### WHAT THIS TASK INVOLVES
Every line below that mentions the word "утратившим" should be copied out.

________________

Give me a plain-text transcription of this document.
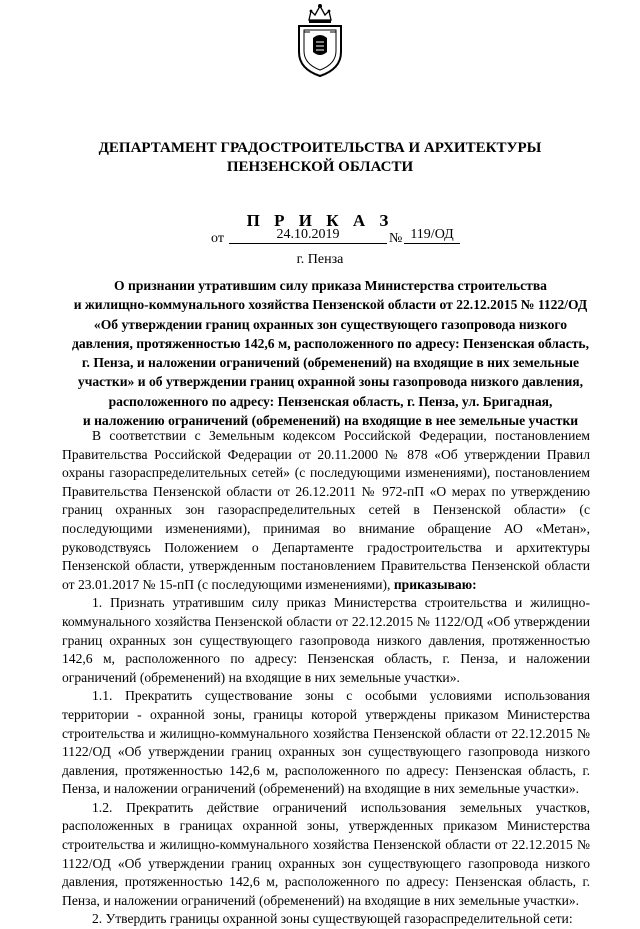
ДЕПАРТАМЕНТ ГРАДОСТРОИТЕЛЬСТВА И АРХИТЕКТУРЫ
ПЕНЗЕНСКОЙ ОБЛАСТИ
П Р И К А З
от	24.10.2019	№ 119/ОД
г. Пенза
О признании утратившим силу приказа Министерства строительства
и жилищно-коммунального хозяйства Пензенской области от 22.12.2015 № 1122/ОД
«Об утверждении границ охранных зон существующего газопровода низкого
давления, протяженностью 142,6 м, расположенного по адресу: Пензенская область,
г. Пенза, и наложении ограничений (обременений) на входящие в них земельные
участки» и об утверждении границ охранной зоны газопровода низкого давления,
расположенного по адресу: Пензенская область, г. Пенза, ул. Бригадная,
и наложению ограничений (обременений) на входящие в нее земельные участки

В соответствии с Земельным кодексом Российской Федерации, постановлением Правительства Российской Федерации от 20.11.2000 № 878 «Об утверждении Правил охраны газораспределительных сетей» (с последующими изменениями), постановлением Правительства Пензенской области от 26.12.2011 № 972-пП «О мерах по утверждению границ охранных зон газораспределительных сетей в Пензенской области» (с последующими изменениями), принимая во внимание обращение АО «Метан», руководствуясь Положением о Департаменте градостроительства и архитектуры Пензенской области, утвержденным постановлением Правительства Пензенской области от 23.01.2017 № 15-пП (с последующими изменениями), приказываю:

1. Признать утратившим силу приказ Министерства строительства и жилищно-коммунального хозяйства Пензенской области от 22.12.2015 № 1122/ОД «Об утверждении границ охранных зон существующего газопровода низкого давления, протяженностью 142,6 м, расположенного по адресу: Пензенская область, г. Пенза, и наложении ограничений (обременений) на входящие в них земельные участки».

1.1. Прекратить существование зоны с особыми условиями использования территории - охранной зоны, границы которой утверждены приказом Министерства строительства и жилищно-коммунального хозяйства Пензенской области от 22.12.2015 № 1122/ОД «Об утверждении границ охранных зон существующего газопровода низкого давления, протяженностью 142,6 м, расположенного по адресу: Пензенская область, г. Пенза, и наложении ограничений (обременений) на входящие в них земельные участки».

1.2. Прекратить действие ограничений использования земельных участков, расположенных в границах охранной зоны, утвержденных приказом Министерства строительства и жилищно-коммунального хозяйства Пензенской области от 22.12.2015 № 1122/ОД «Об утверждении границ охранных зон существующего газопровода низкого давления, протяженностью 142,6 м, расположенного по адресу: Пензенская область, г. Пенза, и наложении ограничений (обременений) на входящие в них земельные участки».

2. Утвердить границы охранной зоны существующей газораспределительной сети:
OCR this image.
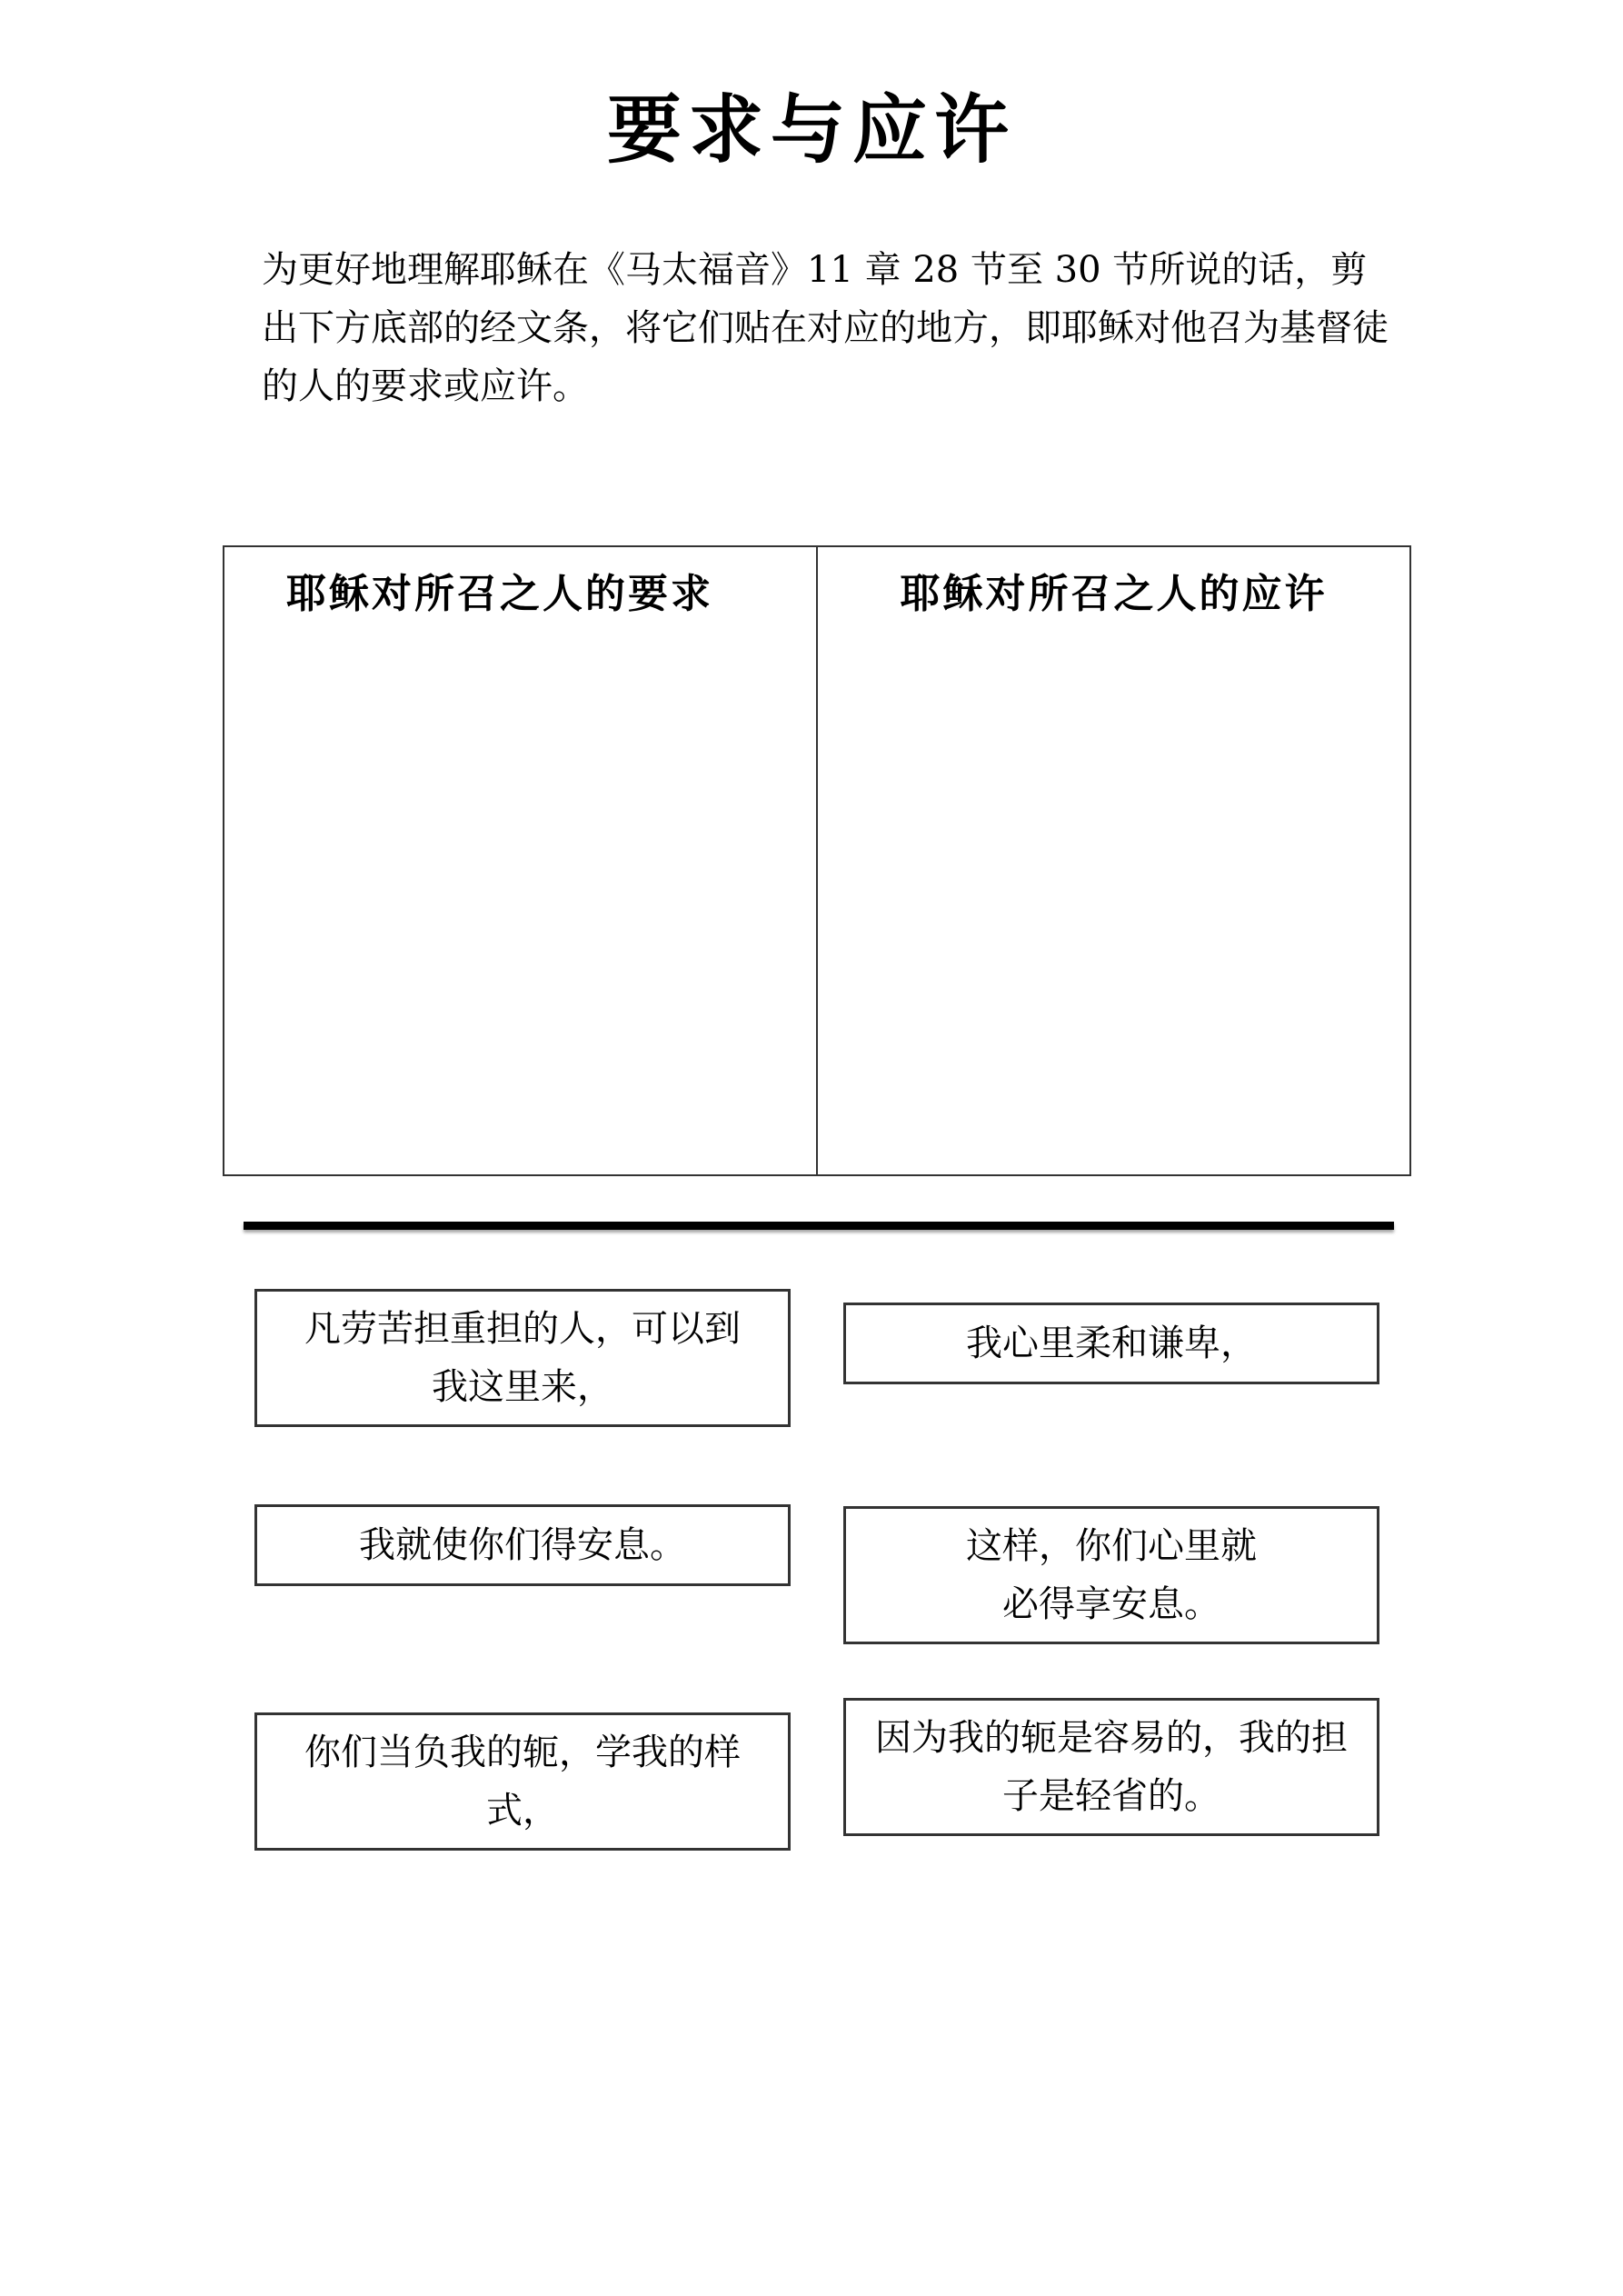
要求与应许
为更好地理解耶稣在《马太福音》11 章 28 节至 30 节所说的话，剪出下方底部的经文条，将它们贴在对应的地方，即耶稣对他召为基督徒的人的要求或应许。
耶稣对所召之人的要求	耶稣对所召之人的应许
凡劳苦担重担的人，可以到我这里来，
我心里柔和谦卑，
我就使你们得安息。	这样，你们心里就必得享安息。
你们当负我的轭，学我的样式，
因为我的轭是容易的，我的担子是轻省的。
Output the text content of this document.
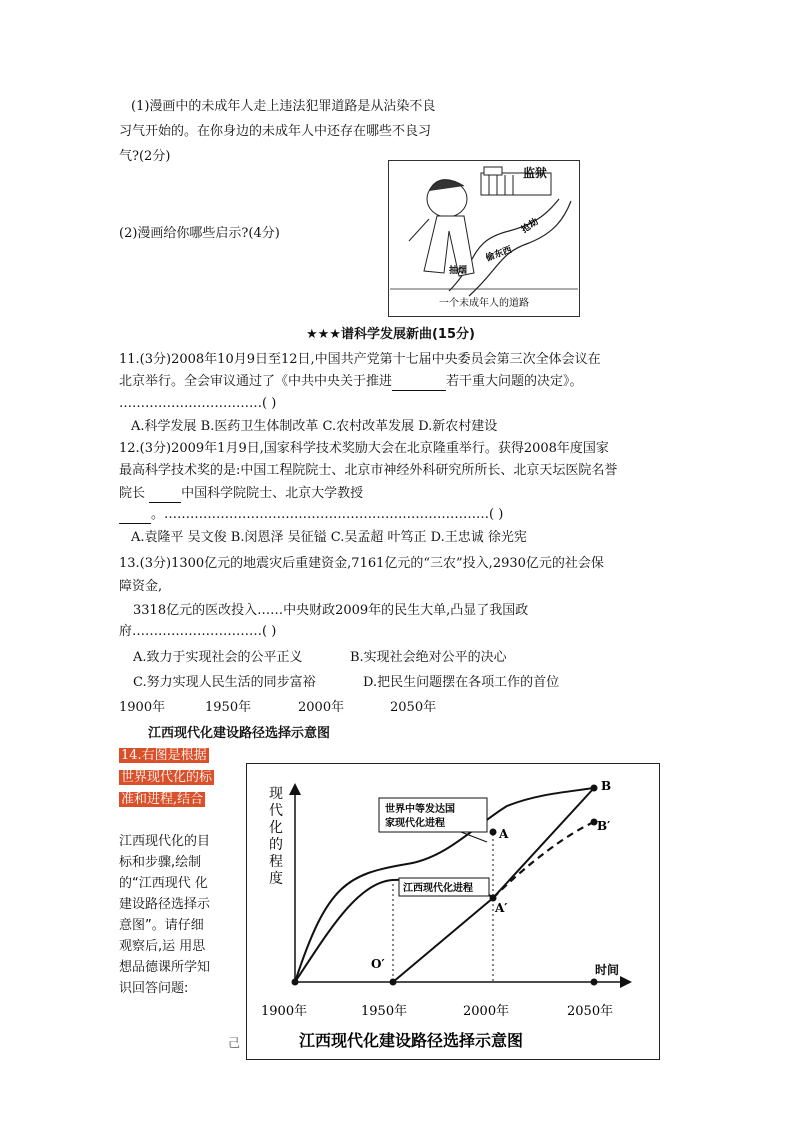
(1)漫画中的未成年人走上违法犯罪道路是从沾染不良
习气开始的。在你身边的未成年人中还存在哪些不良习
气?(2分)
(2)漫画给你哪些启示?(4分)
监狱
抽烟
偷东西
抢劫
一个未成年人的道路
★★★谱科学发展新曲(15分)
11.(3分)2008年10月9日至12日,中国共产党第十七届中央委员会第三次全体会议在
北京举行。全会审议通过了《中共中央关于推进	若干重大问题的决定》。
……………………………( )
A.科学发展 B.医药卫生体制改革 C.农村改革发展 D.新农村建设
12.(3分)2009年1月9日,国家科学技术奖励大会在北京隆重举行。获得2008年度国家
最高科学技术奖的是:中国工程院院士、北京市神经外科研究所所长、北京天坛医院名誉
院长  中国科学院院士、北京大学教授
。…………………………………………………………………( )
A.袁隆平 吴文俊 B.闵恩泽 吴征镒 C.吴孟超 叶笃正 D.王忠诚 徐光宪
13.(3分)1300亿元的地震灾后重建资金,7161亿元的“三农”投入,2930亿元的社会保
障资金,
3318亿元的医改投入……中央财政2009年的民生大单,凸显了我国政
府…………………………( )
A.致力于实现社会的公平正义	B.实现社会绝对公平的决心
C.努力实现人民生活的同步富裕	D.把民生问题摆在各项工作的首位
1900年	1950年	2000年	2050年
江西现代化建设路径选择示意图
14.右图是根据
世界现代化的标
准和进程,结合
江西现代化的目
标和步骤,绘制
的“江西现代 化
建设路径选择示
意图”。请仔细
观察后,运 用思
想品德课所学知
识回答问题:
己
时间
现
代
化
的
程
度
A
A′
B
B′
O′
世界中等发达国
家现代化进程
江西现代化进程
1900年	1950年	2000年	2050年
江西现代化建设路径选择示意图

________________

### THE REPLY
О признании утратившим силу приказа Министерства строительства
1. Признать утратившим силу приказ Министерства строительства и жилищно-коммунального хозяйства Пензенской области от 22.12.2015 № 1122/ОД «Об утверждении границ охранных зон существующего газопровода низкого давления, протяженностью 142,6 м, расположенного по адресу: Пензенская область, г. Пенза, и наложении ограничений (обременений) на входящие в них земельные участки».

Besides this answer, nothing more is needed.